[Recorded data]
________________________
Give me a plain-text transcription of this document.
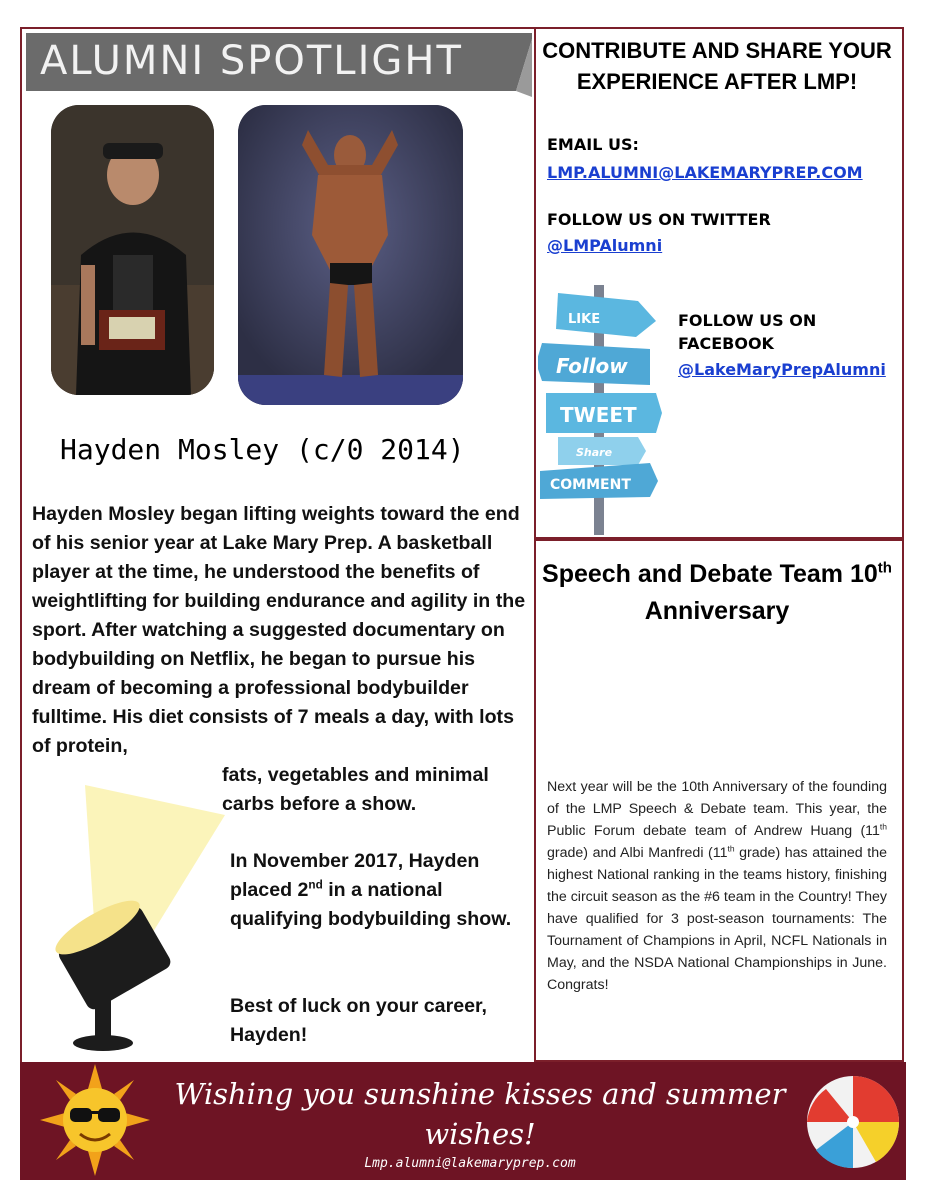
ALUMNI SPOTLIGHT
Hayden Mosley (c/0 2014)
Hayden Mosley began lifting weights toward the end of his senior year at Lake Mary Prep. A basketball player at the time, he understood the benefits of weightlifting for building endurance and agility in the sport. After watching a suggested documentary on bodybuilding on Netflix, he began to pursue his dream of becoming a professional bodybuilder fulltime. His diet consists of 7 meals a day, with lots of protein,
fats, vegetables and minimal carbs before a show.
In November 2017, Hayden placed 2nd in a national qualifying bodybuilding show.
Best of luck on your career, Hayden!
CONTRIBUTE AND SHARE YOUR EXPERIENCE AFTER LMP!
EMAIL US:
LMP.ALUMNI@LAKEMARYPREP.COM
FOLLOW US ON TWITTER
@LMPAlumni
LIKE
Follow
TWEET
Share
COMMENT
FOLLOW US ON FACEBOOK
@LakeMaryPrepAlumni
Speech and Debate Team 10th Anniversary
Next year will be the 10th Anniversary of the founding of the LMP Speech & Debate team. This year, the Public Forum debate team of Andrew Huang (11th grade) and Albi Manfredi (11th grade) has attained the highest National ranking in the teams history, finishing the circuit season as the #6 team in the Country! They have qualified for 3 post-season tournaments: The Tournament of Champions in April, NCFL Nationals in May, and the NSDA National Championships in June. Congrats!
Wishing you sunshine kisses and summer wishes!
Lmp.alumni@lakemaryprep.com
________________________
• TASK BRIEF:
Could you restate each record word for word, keeping the pictures out?

• EXERCISE OUTPUT:
Give me a plain-text transcription of this document.
ALUMNI SPOTLIGHT
Hayden Mosley (c/0 2014)
Hayden Mosley began lifting weights toward the end of his senior year at Lake Mary Prep. A basketball player at the time, he understood the benefits of weightlifting for building endurance and agility in the sport. After watching a suggested documentary on bodybuilding on Netflix, he began to pursue his dream of becoming a professional bodybuilder fulltime. His diet consists of 7 meals a day, with lots of protein,
fats, vegetables and minimal carbs before a show.
In November 2017, Hayden placed 2nd in a national qualifying bodybuilding show.
Best of luck on your career, Hayden!
CONTRIBUTE AND SHARE YOUR EXPERIENCE AFTER LMP!
EMAIL US:
LMP.ALUMNI@LAKEMARYPREP.COM
FOLLOW US ON TWITTER
@LMPAlumni
LIKE
Follow
TWEET
Share
COMMENT
FOLLOW US ON FACEBOOK
@LakeMaryPrepAlumni
Speech and Debate Team 10th Anniversary
Next year will be the 10th Anniversary of the founding of the LMP Speech & Debate team. This year, the Public Forum debate team of Andrew Huang (11th grade) and Albi Manfredi (11th grade) has attained the highest National ranking in the teams history, finishing the circuit season as the #6 team in the Country! They have qualified for 3 post-season tournaments: The Tournament of Champions in April, NCFL Nationals in May, and the NSDA National Championships in June. Congrats!
Wishing you sunshine kisses and summer wishes!
Lmp.alumni@lakemaryprep.com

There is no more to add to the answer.